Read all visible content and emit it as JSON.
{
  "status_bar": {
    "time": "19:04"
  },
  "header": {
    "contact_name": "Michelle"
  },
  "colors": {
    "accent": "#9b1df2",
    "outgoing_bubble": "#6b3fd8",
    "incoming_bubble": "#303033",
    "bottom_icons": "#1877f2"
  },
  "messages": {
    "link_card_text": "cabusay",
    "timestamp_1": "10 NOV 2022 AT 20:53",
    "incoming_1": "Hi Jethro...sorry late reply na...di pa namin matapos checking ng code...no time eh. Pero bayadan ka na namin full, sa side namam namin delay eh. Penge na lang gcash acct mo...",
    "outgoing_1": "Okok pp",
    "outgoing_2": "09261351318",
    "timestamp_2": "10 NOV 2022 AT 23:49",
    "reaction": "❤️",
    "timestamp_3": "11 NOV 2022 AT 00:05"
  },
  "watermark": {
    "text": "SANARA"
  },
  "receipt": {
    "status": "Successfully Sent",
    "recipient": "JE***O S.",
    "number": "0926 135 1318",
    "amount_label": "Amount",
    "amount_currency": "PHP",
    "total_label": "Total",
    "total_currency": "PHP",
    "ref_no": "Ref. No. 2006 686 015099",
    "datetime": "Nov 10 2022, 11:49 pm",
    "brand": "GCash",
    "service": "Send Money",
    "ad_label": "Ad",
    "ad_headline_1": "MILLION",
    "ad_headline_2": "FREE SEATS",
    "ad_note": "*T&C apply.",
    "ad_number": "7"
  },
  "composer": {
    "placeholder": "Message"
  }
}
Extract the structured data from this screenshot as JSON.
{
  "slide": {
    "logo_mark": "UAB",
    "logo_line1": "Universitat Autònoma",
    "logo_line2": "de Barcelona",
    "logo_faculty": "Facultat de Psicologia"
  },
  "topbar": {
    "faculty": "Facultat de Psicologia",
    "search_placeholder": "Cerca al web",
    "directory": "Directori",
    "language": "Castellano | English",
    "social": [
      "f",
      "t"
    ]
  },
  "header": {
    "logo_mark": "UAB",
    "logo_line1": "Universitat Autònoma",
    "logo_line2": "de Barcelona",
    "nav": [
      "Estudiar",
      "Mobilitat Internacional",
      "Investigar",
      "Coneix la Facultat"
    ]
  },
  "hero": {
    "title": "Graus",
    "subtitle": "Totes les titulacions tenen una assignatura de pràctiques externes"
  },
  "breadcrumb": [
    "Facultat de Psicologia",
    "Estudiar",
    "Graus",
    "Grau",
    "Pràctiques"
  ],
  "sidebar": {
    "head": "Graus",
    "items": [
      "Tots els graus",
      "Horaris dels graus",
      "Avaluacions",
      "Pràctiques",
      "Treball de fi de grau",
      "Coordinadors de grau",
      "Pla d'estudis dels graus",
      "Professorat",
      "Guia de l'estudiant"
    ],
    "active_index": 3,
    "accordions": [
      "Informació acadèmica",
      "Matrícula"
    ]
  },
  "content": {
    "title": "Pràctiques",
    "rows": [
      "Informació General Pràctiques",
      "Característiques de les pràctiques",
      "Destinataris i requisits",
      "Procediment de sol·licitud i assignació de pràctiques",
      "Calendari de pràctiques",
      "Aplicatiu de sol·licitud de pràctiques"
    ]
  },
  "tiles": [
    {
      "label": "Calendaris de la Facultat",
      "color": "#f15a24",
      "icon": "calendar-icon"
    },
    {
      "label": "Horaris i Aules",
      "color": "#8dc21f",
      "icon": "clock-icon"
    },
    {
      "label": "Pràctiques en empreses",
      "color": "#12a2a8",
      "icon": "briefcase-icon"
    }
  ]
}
------------------------------------
_The request_. Report how many lines contain "JSON". Give nothing but the number.

_Result of the task_. 2